(Figure contents as structured data)
_ _ _ _ _ _ _
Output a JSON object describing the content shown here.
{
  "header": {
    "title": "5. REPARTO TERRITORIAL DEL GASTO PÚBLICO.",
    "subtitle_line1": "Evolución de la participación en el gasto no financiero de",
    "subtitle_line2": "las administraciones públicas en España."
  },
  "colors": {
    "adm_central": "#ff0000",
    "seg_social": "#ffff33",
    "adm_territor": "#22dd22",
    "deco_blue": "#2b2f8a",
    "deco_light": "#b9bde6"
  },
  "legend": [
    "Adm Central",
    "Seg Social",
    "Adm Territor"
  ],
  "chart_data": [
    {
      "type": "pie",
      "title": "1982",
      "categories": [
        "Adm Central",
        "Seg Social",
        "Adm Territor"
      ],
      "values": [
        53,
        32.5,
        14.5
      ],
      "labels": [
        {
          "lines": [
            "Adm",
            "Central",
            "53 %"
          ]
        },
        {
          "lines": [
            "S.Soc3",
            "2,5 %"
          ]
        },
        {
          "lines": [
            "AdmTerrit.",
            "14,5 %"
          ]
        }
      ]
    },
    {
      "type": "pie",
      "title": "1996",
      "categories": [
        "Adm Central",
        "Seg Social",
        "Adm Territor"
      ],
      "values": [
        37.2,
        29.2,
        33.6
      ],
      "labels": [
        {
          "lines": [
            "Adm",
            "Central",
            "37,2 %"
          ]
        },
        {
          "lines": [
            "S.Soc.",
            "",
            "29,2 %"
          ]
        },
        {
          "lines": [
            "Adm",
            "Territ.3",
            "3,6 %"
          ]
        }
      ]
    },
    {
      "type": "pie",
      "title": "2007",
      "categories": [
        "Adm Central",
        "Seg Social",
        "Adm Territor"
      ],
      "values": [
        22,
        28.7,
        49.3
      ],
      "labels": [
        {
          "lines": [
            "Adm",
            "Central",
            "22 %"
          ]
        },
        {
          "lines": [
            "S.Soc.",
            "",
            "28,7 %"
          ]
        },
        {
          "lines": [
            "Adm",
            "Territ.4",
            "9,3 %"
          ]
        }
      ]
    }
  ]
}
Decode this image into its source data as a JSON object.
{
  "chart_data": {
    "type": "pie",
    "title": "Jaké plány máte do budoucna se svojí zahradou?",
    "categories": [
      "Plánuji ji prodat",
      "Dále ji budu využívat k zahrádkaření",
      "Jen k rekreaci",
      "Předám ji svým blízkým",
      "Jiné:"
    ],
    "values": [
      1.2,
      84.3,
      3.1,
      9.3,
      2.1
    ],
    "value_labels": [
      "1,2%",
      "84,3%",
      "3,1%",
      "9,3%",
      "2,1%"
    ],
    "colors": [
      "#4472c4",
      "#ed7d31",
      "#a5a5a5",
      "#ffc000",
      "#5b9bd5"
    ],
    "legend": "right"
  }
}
_ _ _ _ _ _ _
EXERCISE BRIEF:
All lines in the data that contain the word "object" should be copied.

TASK RESULT:
Output a JSON object describing the content shown here.
Decode this image into its source data as a JSON object.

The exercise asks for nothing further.